Record extracts ->
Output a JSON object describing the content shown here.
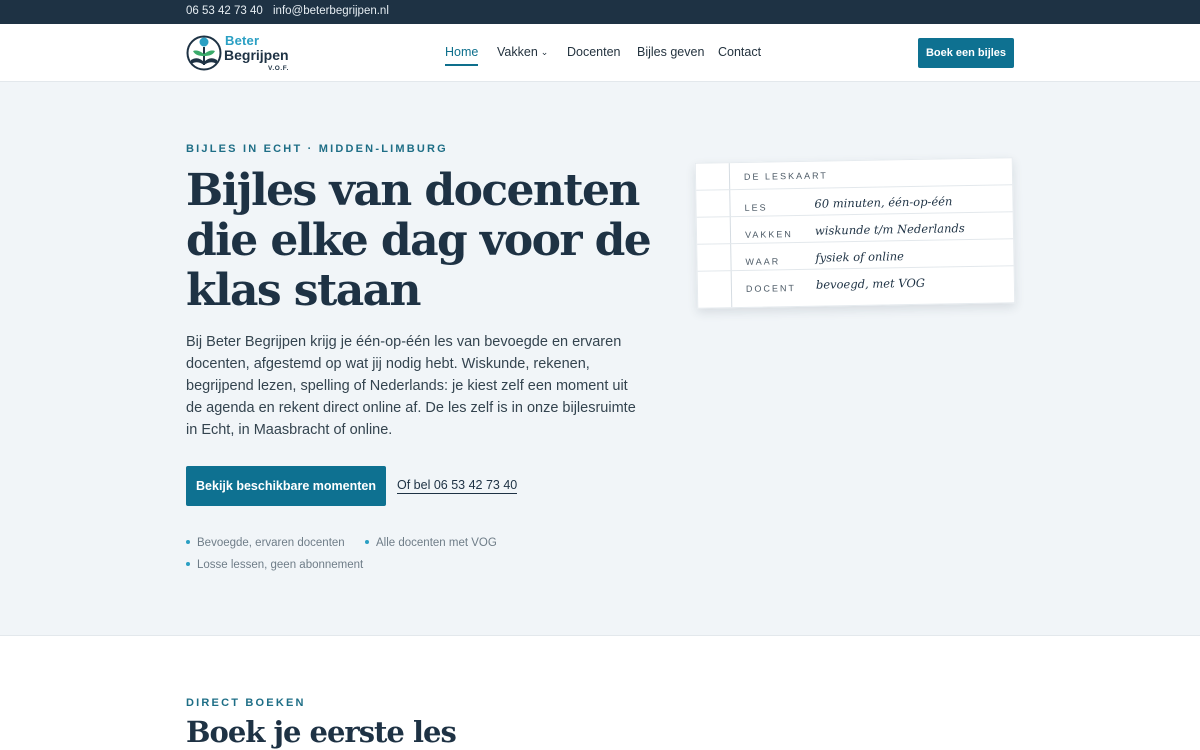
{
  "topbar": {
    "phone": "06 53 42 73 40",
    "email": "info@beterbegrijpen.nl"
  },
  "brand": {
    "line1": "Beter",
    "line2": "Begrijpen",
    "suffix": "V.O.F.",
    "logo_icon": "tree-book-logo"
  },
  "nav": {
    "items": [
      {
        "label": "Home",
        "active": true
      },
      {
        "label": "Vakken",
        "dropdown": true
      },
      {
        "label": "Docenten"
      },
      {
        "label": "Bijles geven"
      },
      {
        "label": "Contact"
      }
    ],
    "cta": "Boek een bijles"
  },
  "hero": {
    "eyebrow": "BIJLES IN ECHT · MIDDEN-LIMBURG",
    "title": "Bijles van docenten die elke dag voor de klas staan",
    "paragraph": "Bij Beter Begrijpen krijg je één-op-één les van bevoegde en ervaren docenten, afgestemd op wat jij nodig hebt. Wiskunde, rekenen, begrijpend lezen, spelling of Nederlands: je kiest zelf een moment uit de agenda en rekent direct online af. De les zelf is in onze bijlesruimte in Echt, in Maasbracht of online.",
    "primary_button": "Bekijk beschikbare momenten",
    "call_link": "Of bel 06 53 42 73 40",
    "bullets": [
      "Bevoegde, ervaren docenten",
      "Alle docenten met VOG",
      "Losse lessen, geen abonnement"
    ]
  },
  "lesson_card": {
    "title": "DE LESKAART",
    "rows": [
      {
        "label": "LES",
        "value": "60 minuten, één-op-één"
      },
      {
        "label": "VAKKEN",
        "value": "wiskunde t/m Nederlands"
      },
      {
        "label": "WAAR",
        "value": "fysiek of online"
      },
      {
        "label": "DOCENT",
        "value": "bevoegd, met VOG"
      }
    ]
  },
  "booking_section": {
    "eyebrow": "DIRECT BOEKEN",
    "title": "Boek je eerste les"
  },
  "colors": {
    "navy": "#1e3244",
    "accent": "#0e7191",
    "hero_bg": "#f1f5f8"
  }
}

---

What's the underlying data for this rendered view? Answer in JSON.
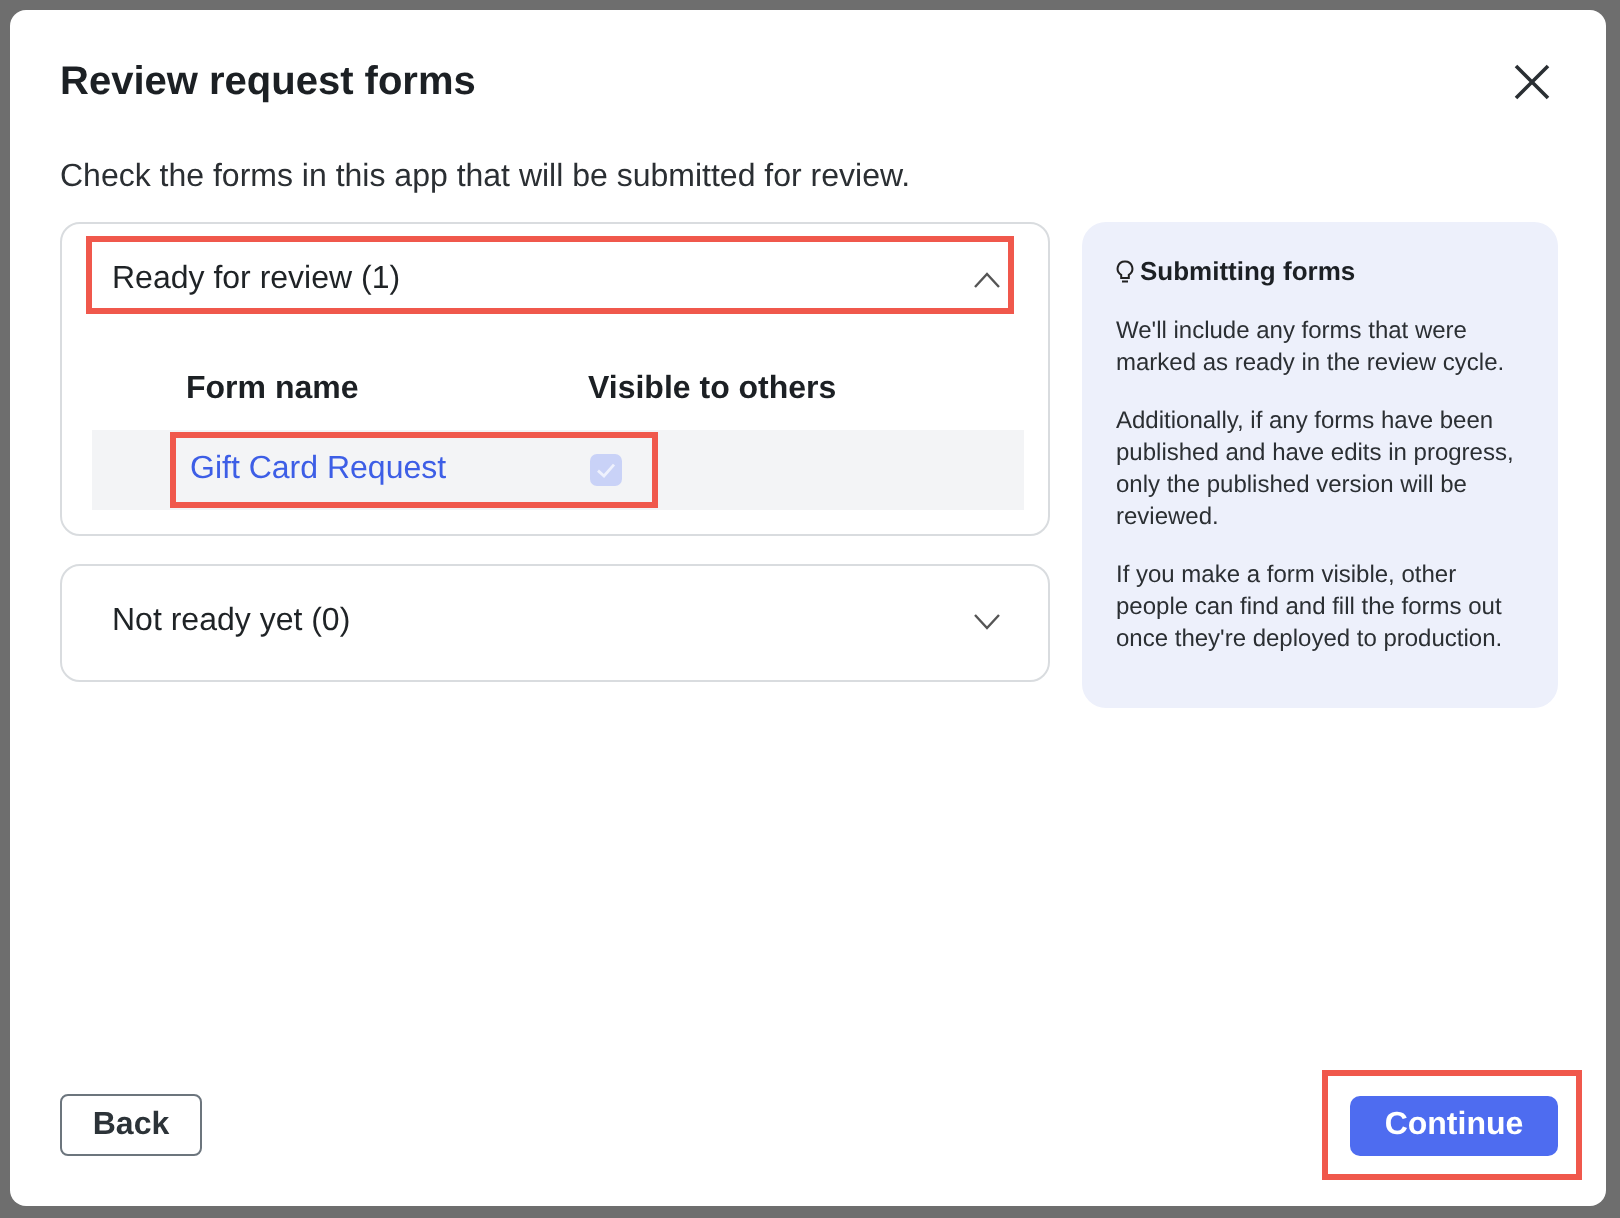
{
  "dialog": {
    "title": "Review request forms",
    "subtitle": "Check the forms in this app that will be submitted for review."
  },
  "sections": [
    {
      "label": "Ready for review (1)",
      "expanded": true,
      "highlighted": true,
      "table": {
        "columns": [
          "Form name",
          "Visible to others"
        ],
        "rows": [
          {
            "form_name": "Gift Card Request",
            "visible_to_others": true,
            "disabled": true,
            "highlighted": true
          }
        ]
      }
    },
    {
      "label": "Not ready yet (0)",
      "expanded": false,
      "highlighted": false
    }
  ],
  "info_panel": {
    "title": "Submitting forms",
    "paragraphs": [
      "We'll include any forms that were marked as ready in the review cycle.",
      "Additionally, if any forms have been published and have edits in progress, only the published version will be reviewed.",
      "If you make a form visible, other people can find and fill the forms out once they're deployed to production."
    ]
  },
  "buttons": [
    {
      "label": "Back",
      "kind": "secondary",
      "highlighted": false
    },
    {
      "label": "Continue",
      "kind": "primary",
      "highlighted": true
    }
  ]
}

What the task requires ->
Count every line of the material above that holds the string "Nederlands", then state only the total.

Exercise solution ->
2